What to work on: Your reply should be a single number: how many lines contain the string "else".

--- Begin Stored rows ---

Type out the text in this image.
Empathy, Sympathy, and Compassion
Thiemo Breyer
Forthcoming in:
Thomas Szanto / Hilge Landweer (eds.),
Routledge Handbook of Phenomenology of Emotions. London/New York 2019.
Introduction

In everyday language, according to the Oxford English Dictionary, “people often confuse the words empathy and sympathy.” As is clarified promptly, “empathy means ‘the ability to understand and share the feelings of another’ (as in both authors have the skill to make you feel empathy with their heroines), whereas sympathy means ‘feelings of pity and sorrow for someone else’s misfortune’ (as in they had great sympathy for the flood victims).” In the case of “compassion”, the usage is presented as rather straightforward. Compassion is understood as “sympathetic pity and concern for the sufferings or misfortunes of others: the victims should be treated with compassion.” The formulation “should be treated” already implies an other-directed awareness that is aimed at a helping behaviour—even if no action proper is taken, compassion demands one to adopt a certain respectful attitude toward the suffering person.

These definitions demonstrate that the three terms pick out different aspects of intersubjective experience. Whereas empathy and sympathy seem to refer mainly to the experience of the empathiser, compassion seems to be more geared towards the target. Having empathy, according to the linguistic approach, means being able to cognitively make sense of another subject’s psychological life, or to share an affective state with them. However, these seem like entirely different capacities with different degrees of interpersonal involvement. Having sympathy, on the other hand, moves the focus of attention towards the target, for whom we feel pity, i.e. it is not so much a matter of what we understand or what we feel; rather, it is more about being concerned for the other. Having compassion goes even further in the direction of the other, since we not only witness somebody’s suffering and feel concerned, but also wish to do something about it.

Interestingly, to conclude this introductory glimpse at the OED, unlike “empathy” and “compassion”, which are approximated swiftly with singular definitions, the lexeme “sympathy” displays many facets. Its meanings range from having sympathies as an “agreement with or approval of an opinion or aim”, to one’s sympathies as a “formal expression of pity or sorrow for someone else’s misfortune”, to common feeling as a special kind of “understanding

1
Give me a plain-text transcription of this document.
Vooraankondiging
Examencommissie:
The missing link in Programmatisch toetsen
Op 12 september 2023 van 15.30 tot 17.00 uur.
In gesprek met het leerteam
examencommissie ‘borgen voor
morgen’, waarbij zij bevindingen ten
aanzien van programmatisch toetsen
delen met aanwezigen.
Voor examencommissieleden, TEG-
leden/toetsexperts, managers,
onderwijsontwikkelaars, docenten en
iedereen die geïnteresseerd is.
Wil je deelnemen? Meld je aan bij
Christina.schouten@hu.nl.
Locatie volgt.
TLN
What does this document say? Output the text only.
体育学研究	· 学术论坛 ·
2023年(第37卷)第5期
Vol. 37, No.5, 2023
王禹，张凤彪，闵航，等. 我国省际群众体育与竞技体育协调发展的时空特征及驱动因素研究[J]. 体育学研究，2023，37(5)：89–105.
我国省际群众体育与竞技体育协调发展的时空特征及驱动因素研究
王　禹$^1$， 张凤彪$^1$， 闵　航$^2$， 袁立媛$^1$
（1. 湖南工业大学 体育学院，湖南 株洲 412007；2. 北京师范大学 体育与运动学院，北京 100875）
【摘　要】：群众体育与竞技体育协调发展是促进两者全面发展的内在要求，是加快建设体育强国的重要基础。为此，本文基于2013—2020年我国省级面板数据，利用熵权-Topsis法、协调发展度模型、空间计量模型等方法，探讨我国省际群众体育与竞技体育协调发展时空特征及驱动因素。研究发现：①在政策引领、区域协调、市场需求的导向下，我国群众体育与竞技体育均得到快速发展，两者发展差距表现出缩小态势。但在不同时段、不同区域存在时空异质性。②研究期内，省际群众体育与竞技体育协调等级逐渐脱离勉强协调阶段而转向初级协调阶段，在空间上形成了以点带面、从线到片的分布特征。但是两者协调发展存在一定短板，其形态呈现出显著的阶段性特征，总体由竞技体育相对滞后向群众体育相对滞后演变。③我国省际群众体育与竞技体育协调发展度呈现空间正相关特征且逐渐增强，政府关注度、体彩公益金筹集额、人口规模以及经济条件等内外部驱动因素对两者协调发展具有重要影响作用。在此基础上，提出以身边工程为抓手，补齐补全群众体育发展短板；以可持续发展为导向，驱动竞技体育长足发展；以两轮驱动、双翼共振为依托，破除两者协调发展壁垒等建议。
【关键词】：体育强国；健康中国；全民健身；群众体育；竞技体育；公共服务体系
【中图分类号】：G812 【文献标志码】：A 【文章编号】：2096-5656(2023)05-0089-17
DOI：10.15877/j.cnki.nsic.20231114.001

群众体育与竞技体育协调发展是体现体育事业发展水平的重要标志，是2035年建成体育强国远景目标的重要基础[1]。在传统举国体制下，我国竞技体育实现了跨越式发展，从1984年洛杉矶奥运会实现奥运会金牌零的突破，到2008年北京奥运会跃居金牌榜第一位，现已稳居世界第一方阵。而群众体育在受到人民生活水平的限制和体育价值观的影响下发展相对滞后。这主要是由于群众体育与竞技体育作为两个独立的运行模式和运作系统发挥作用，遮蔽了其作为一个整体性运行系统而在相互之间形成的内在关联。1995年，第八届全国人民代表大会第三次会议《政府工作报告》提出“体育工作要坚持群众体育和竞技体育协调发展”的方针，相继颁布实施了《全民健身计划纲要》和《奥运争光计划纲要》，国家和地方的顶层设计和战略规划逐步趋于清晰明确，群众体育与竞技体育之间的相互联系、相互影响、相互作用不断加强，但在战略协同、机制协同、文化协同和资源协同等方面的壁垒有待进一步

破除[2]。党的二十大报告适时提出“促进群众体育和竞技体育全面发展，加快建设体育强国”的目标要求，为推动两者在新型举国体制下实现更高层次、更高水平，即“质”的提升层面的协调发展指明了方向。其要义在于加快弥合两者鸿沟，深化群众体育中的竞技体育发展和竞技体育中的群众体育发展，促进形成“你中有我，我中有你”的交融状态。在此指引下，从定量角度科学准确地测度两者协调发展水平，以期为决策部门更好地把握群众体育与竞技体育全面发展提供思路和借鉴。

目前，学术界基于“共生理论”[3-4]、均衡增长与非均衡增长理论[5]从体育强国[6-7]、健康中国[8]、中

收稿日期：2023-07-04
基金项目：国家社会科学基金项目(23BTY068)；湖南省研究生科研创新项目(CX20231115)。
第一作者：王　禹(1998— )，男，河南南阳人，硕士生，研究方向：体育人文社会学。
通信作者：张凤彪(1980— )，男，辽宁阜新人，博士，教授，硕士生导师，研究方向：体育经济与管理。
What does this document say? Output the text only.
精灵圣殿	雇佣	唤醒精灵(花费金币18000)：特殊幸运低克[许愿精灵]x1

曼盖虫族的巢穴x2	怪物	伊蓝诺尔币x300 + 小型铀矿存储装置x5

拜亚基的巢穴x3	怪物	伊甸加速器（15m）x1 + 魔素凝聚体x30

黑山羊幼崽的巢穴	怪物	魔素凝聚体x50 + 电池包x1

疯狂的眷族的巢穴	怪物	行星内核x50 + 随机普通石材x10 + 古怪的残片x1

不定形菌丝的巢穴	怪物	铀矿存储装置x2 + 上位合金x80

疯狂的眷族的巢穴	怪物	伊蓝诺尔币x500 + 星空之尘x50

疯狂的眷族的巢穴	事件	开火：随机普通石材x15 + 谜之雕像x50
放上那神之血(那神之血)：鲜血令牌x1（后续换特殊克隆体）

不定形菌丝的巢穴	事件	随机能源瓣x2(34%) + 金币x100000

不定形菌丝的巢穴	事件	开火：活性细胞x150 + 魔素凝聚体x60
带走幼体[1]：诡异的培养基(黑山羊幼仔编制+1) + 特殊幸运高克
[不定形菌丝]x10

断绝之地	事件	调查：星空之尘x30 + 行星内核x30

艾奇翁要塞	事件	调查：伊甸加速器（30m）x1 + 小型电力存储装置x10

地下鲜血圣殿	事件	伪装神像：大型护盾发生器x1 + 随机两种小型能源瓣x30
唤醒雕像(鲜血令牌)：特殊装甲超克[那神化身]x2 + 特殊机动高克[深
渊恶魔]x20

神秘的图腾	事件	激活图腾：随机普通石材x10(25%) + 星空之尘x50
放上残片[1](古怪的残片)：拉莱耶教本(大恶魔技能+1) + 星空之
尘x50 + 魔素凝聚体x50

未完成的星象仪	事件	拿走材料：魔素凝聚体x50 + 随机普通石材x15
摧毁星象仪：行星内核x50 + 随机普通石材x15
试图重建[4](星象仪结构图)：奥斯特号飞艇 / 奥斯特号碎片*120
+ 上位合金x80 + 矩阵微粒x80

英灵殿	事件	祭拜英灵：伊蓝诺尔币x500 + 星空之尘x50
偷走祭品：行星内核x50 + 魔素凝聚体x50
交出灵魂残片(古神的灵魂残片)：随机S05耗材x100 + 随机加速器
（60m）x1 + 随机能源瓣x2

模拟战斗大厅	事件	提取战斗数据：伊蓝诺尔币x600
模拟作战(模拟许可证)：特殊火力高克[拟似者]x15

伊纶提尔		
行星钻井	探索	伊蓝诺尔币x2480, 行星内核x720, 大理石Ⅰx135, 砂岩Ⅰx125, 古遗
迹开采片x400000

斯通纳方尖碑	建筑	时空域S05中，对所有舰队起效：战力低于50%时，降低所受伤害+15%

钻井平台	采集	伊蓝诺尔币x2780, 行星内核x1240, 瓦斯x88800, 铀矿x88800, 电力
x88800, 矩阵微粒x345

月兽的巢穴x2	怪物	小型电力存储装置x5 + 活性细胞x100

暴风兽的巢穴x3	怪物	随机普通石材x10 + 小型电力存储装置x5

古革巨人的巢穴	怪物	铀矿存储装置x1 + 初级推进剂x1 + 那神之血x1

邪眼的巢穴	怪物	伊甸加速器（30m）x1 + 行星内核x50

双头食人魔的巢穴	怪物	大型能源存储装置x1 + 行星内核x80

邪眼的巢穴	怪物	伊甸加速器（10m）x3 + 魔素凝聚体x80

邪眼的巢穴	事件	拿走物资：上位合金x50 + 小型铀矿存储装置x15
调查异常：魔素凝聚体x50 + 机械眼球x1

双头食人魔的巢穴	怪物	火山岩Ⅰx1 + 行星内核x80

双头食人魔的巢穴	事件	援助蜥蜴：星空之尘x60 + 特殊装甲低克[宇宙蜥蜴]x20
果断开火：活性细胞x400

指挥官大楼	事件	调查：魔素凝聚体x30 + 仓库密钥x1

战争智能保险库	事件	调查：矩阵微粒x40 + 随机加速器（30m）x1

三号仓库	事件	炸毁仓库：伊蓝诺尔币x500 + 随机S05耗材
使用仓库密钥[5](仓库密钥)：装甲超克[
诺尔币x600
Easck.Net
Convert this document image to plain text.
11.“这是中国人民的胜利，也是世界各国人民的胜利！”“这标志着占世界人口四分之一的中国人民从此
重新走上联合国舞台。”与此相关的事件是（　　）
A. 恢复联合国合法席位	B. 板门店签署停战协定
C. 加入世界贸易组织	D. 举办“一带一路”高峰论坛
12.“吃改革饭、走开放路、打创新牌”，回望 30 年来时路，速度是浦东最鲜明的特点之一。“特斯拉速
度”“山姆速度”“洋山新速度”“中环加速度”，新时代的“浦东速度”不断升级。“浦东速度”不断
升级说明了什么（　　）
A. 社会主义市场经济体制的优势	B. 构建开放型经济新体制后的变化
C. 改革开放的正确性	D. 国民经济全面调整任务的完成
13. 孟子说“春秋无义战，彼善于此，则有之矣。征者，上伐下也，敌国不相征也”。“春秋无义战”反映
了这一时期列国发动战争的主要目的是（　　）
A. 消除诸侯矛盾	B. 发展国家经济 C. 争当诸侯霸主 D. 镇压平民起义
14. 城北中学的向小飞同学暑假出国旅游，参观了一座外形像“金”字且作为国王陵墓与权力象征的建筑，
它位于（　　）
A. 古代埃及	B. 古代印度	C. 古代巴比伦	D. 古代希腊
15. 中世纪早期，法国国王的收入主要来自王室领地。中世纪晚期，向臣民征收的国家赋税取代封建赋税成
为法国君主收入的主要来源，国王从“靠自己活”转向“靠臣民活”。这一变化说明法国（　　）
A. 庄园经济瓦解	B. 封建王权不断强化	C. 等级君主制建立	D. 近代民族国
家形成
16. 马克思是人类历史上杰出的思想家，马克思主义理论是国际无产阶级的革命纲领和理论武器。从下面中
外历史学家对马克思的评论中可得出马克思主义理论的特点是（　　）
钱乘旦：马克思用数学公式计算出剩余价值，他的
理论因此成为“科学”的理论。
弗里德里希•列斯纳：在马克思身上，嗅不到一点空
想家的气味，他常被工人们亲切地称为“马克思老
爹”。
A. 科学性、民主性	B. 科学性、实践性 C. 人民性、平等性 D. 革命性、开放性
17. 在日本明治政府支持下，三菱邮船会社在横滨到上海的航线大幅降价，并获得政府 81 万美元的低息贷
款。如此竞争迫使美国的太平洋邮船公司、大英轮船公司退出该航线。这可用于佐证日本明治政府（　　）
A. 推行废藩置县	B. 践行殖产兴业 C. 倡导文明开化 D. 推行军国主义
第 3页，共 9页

--- End Stored rows ---

Full solution: 2